• _Information given_:
§ §
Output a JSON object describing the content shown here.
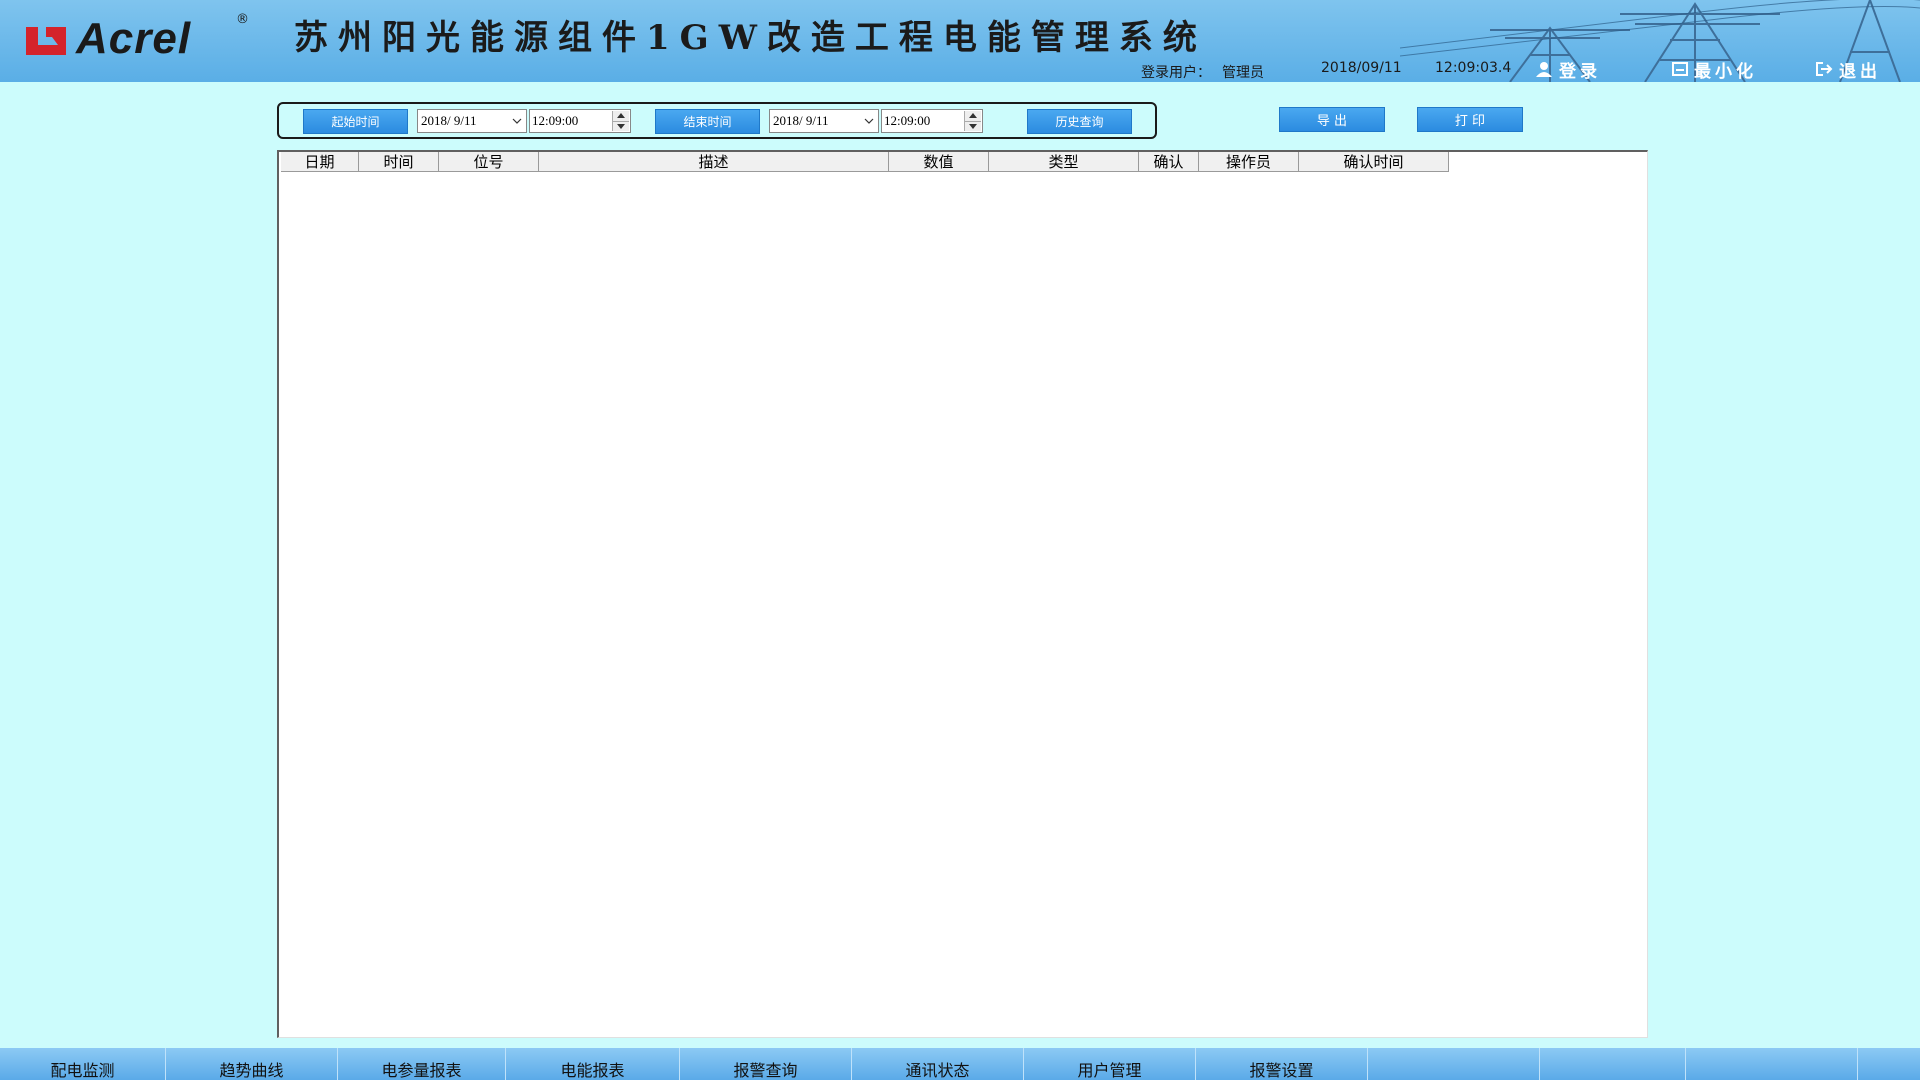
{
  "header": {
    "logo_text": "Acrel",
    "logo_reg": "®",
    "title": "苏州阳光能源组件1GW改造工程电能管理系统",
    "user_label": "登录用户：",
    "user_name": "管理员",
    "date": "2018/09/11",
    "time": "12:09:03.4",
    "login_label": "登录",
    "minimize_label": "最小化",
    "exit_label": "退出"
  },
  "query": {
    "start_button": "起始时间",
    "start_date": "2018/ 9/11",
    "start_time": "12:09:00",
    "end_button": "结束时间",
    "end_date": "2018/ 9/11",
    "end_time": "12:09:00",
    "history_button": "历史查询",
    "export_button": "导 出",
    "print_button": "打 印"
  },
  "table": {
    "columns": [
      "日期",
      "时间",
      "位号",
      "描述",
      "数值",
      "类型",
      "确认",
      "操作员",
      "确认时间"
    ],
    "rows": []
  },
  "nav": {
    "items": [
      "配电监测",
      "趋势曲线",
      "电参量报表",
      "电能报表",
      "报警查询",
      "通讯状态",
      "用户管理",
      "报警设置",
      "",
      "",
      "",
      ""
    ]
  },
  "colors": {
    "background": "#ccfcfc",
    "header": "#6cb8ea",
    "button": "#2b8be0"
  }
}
§ §
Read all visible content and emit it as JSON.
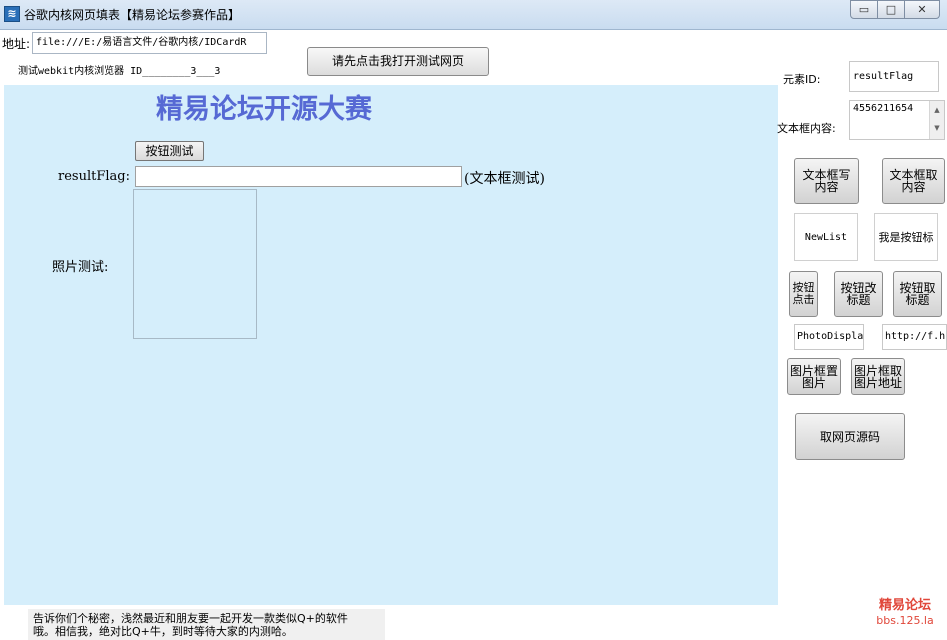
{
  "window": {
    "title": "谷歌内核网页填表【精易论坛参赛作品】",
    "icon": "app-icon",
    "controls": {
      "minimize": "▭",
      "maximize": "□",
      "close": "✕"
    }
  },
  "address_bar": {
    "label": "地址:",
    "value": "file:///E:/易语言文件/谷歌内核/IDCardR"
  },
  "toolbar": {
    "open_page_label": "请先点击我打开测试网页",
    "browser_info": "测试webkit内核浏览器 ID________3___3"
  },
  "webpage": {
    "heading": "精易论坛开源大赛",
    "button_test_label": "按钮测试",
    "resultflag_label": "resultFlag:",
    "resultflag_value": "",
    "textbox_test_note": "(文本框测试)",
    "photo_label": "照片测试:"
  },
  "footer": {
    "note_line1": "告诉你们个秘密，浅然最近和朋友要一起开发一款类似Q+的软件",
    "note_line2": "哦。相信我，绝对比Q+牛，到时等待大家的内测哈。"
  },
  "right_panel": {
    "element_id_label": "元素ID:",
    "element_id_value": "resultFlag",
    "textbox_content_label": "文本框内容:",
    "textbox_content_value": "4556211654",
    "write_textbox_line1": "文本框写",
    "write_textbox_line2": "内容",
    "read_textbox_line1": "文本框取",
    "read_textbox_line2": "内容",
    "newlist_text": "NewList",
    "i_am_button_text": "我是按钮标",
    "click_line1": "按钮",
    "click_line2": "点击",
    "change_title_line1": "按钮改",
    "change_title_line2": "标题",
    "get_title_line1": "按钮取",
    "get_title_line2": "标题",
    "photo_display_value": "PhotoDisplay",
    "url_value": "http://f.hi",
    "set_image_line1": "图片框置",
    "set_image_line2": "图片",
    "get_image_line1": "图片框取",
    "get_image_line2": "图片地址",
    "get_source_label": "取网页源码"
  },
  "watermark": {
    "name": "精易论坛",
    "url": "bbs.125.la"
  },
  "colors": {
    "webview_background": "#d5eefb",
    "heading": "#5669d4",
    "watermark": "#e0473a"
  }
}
§ §
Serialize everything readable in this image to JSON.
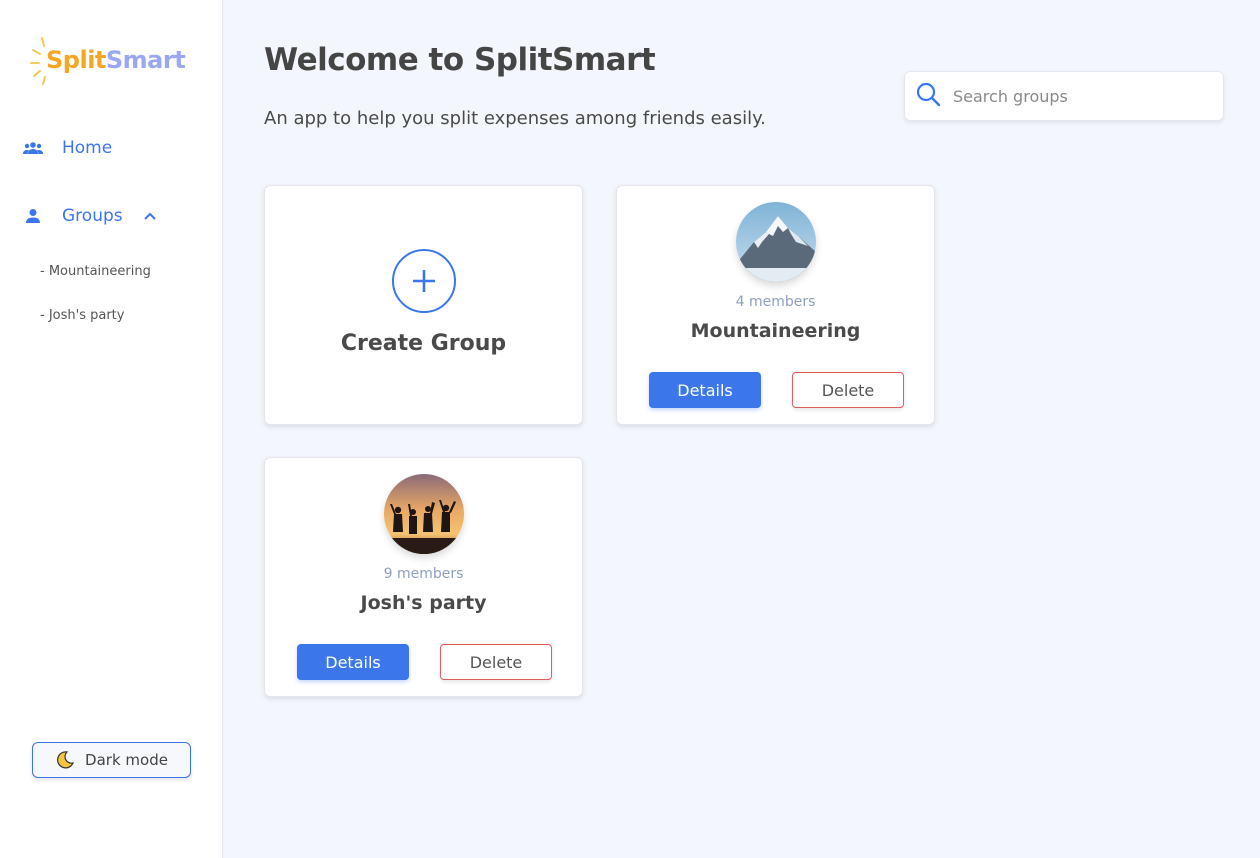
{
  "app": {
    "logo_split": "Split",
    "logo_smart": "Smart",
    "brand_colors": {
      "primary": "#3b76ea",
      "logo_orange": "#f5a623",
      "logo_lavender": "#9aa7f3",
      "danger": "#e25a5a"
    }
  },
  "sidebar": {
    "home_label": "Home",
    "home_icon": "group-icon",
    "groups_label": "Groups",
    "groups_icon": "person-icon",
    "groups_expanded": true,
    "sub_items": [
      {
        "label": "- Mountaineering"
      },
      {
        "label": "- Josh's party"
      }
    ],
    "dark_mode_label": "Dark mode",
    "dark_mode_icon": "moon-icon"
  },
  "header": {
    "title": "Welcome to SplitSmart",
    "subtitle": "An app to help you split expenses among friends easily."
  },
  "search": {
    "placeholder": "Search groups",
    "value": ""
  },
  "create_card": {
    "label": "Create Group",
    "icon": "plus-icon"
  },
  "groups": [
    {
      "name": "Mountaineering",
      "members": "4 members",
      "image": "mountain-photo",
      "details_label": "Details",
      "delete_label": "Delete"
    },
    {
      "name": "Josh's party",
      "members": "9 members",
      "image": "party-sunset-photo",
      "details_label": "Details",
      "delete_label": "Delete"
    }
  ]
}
§ §
• _Your instructions_:
Locate the string "party" in the listing above and copy every line where it occurs.

• _Written answer_:
        "label": "- Josh's party"
      "name": "Josh's party",
      "image": "party-sunset-photo",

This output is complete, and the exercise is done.